Records contained in a dataset:
"""

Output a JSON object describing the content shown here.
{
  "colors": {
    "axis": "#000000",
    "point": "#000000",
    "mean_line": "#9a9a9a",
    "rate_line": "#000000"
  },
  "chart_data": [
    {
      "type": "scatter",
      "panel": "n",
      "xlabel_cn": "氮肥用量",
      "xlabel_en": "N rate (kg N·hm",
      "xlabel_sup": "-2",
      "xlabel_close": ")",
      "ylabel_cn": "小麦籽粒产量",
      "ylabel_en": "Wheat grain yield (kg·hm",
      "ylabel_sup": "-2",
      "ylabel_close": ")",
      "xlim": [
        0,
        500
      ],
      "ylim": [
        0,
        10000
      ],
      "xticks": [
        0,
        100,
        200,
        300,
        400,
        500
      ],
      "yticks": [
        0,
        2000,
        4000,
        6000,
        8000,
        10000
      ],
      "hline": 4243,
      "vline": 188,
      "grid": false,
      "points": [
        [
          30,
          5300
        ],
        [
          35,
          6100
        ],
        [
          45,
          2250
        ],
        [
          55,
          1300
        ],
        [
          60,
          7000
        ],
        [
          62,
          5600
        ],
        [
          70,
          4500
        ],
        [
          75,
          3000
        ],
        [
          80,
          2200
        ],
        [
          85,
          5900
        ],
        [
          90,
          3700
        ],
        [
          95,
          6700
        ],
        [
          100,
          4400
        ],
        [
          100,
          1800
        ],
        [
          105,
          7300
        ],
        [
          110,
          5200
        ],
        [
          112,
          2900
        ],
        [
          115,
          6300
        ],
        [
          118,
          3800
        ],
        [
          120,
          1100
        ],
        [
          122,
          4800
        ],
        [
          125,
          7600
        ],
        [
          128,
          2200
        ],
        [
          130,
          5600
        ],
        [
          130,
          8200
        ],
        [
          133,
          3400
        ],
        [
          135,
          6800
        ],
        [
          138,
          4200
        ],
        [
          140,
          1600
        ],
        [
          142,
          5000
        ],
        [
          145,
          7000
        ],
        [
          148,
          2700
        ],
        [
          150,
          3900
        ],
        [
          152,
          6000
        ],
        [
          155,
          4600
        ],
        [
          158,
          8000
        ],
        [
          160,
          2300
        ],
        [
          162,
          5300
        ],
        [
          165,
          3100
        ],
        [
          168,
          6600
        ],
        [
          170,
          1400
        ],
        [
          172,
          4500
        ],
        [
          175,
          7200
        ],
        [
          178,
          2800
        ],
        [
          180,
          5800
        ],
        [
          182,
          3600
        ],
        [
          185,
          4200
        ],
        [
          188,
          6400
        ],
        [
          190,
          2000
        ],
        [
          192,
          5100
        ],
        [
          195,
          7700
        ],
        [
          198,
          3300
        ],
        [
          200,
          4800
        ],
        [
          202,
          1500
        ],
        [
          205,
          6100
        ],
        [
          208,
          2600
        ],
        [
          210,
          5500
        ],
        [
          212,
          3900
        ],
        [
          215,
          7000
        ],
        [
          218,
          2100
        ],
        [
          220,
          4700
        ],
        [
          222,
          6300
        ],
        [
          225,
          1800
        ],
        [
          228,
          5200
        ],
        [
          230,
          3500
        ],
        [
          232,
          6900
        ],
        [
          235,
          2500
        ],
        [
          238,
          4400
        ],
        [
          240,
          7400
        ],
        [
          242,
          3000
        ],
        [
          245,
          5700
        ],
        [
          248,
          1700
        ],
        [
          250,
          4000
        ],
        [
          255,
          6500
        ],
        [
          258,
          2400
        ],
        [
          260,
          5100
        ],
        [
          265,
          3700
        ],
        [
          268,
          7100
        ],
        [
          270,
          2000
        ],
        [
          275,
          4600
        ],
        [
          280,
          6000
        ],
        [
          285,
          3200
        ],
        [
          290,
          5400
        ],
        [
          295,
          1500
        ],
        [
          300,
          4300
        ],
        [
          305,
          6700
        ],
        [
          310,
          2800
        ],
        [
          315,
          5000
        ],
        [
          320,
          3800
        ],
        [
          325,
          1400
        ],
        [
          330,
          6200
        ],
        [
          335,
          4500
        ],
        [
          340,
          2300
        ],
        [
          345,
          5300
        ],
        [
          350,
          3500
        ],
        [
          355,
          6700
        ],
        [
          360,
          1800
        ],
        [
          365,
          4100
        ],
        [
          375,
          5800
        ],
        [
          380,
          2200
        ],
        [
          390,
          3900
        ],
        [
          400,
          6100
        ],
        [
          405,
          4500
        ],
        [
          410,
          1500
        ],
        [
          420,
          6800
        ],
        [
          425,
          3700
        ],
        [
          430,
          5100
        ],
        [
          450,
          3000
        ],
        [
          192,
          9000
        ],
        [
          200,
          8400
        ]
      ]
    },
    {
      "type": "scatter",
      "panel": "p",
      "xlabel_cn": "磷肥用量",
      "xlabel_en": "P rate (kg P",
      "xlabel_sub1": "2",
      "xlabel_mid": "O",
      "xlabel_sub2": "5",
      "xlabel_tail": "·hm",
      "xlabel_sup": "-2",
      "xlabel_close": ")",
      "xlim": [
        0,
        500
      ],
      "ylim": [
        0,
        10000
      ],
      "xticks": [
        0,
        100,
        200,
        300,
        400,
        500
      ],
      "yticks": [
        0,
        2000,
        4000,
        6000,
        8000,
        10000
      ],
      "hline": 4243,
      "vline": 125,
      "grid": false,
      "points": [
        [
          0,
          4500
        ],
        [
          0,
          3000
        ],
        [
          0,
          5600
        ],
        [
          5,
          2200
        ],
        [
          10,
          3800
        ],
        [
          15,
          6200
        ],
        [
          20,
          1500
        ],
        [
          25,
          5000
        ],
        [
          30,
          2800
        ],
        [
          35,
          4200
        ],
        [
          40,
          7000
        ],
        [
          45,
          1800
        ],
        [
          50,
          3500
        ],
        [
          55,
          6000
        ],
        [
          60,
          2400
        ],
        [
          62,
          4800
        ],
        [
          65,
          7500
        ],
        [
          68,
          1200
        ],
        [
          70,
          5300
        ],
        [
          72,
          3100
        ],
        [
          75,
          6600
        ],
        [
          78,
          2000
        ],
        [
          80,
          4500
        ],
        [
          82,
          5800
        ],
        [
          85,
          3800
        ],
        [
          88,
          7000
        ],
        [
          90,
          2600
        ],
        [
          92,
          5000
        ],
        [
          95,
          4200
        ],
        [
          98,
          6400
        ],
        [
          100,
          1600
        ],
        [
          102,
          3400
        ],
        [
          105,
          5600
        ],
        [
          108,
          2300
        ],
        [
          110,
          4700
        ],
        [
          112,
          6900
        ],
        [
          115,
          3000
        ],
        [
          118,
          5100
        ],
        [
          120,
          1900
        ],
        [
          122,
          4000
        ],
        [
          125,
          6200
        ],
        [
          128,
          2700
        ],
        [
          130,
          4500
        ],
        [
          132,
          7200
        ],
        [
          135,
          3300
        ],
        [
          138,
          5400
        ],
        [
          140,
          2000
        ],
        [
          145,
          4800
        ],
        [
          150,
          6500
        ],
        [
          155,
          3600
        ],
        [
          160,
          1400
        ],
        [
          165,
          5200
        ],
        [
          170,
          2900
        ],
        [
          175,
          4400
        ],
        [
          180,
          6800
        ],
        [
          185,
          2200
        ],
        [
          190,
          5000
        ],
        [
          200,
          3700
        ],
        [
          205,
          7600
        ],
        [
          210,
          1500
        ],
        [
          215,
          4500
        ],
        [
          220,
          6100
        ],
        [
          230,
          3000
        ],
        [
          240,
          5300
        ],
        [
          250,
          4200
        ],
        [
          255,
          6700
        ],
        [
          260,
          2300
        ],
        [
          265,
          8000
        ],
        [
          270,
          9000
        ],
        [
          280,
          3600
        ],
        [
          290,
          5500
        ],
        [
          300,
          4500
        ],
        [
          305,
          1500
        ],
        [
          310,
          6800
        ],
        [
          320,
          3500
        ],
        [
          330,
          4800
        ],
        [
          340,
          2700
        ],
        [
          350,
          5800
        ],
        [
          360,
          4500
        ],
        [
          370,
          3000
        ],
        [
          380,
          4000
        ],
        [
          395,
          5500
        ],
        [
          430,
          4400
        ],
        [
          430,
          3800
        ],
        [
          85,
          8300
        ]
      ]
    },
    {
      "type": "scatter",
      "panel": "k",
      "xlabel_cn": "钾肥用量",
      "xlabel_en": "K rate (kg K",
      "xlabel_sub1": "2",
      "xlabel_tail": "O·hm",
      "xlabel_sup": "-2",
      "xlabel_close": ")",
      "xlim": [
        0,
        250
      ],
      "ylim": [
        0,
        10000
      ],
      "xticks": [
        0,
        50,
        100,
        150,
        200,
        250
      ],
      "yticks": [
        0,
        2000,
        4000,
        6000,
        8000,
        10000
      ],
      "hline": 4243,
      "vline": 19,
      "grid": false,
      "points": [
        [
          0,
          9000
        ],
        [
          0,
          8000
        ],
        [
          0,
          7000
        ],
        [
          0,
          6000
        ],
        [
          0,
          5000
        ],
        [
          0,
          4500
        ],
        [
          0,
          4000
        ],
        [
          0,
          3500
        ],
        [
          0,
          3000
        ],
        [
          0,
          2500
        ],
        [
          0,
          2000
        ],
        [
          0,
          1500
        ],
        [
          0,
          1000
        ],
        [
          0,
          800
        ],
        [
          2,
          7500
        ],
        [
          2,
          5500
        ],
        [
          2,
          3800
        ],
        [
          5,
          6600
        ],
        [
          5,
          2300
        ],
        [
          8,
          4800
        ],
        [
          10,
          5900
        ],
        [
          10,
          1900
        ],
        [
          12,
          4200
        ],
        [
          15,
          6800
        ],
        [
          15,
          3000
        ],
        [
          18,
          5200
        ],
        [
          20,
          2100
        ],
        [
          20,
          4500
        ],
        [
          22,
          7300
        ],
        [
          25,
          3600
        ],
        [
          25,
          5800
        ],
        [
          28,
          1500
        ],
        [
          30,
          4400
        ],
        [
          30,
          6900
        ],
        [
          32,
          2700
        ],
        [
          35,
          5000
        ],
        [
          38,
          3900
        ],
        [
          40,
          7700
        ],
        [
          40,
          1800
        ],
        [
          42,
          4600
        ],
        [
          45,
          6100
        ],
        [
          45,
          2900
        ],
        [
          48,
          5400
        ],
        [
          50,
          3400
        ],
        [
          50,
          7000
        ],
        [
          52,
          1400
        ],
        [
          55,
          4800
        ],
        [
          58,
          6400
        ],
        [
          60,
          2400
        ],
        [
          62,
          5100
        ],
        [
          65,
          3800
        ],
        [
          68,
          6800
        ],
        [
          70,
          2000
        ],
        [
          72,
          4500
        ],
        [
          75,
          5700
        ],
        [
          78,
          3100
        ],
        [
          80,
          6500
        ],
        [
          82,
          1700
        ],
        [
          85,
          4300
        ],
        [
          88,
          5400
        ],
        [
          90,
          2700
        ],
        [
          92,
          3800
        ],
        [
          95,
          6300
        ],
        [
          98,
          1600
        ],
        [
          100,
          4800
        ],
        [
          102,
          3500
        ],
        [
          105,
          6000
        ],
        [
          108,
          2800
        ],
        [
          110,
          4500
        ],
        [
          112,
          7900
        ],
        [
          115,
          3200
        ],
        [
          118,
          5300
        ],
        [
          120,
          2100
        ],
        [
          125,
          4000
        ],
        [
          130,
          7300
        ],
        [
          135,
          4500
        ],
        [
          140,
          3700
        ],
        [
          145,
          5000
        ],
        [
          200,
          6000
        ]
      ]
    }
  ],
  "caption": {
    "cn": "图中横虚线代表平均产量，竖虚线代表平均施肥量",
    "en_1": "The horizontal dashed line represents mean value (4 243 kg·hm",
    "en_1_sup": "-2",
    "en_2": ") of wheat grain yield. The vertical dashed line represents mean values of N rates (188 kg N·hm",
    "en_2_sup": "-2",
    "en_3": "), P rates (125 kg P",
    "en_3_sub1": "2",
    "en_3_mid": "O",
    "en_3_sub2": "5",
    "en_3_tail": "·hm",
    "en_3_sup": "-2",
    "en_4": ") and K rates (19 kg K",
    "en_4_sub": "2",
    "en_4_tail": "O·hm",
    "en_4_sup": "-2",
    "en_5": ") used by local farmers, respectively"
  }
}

"""

Work to do: Considering only the records above, state the number of lines that include the word "represents", with nothing added.

Output: 2